__Supplied records__:
— Start —

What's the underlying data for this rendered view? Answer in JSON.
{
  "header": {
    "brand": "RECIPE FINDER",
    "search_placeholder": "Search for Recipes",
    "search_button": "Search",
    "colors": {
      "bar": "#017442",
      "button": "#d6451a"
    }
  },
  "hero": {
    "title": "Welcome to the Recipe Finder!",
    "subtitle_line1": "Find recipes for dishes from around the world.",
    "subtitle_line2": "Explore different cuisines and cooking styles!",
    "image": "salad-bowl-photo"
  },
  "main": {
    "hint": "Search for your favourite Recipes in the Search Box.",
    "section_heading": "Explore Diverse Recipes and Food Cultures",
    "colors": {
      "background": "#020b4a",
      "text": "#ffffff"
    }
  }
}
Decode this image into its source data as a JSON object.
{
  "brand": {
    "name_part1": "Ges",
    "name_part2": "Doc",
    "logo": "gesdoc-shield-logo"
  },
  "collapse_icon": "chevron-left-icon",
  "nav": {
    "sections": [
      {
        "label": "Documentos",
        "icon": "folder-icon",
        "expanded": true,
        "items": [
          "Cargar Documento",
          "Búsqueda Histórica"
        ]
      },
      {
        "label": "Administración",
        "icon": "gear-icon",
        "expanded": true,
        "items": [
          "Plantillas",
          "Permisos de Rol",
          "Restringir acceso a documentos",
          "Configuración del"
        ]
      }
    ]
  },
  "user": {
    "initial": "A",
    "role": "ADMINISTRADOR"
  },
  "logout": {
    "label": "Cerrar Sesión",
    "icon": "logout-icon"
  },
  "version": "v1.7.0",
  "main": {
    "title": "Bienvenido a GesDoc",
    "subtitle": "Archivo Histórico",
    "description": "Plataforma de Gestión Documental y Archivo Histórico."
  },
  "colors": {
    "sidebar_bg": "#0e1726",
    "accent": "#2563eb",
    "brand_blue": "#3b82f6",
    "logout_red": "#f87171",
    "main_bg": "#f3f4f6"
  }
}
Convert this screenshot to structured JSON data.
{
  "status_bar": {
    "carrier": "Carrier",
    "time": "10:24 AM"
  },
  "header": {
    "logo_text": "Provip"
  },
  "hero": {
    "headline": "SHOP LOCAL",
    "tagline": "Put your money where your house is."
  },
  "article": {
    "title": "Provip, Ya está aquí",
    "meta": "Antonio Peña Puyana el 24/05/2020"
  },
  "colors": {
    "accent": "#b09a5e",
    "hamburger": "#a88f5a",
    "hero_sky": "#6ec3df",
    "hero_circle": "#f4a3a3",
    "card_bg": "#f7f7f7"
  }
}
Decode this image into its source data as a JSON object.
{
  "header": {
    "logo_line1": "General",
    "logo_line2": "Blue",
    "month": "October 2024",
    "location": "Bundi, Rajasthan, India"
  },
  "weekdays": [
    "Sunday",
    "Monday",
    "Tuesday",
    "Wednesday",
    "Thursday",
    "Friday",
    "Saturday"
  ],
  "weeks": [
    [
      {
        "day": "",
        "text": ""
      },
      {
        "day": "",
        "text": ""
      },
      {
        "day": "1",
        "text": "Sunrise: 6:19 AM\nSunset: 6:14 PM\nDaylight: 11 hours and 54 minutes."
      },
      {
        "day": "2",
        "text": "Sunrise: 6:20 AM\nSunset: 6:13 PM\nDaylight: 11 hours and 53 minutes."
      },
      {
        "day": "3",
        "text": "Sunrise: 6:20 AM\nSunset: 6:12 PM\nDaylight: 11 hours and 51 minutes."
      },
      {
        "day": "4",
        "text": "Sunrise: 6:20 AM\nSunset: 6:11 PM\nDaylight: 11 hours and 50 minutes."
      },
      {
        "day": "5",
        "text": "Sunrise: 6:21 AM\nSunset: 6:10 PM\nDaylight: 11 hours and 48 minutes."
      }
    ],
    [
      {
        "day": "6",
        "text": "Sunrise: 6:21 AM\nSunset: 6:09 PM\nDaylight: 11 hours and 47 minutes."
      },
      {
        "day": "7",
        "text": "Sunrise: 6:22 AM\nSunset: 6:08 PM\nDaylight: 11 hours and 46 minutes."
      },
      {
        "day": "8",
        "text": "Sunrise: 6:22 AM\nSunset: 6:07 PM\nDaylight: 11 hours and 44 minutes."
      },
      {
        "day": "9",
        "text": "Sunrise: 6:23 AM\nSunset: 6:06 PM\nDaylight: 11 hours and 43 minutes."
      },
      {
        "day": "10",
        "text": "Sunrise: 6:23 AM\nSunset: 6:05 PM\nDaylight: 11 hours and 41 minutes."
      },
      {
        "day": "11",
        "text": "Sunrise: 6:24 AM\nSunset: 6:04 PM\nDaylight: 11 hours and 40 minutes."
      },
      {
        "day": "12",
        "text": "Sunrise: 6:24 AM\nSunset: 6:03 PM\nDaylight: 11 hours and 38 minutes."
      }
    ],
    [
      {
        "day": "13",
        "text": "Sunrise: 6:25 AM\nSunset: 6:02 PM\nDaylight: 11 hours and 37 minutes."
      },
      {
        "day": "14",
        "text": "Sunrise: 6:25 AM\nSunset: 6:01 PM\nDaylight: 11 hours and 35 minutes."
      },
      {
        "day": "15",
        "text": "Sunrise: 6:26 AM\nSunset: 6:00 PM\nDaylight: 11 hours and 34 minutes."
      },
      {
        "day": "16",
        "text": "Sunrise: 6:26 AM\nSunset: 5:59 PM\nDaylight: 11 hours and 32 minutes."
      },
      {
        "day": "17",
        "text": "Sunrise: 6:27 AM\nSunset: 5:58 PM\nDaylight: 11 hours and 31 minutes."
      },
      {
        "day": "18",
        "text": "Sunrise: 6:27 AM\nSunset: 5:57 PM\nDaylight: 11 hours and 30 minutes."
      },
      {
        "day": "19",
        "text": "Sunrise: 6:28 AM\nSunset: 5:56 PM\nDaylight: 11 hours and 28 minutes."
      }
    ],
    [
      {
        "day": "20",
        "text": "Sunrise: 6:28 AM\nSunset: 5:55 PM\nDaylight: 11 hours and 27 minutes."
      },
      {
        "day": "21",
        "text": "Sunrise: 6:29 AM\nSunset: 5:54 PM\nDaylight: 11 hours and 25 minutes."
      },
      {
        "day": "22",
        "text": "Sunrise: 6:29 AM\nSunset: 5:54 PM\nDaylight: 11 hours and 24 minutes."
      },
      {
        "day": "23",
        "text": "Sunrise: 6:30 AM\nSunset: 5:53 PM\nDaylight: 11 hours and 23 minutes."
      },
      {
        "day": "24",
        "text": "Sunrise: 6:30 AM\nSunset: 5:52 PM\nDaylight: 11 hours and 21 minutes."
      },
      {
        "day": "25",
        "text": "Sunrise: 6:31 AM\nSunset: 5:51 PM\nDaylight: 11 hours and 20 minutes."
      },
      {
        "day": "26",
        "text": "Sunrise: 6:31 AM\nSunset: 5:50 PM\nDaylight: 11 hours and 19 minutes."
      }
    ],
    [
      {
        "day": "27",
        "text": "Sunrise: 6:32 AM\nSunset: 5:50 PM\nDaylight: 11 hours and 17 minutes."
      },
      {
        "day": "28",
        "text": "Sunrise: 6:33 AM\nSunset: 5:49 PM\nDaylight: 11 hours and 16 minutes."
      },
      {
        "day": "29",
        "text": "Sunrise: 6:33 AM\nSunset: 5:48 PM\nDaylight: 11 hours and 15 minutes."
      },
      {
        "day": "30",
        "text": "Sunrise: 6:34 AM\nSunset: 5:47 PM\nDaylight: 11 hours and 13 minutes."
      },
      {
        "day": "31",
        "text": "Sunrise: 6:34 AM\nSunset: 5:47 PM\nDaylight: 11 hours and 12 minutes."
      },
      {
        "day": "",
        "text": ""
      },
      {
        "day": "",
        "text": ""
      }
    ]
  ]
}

— End —

__Task statement__: Identify each line containing the string "Provip" and copy it out.

__The output__:
    "logo_text": "Provip"
    "title": "Provip, Ya está aquí",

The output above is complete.